[Problem requirements]
Show each line of the data below that has the string "上海御光新材料科技股份有限公司卫生健康行政处罚案" in it.

[Available data]
╔══
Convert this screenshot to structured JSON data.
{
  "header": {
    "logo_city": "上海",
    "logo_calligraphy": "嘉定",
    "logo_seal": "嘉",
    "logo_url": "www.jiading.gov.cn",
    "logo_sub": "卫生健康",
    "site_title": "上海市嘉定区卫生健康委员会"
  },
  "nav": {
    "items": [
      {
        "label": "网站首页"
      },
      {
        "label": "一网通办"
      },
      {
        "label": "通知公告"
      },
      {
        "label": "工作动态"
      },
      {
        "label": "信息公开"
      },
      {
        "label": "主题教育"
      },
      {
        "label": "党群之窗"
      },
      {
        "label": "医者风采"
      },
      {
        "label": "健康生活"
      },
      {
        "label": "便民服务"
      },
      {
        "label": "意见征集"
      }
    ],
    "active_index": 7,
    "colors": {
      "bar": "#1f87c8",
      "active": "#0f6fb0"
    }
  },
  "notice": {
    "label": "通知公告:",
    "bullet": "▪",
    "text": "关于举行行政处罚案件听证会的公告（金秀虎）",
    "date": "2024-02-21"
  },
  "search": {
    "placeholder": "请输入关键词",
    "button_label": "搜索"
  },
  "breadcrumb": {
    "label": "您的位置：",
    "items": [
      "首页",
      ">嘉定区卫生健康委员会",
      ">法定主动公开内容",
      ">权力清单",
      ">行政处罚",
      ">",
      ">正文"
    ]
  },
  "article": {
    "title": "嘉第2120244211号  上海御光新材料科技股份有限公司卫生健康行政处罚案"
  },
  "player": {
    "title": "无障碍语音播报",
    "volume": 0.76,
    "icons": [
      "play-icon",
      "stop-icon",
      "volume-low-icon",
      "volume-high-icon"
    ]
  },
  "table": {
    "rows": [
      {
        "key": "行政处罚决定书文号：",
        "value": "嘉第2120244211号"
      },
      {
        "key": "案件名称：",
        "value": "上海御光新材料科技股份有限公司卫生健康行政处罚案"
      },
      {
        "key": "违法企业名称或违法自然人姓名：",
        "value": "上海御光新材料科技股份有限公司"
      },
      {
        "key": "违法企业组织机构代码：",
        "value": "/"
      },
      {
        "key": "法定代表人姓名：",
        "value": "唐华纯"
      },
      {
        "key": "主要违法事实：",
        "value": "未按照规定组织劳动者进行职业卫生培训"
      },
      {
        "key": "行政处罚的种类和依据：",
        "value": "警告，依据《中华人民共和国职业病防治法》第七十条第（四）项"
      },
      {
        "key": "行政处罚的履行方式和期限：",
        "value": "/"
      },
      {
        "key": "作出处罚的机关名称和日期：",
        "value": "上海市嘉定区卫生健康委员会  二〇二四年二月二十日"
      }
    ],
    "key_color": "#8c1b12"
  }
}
╚══
[Result of this exercise]
    "title": "嘉第2120244211号  上海御光新材料科技股份有限公司卫生健康行政处罚案"
        "value": "上海御光新材料科技股份有限公司卫生健康行政处罚案"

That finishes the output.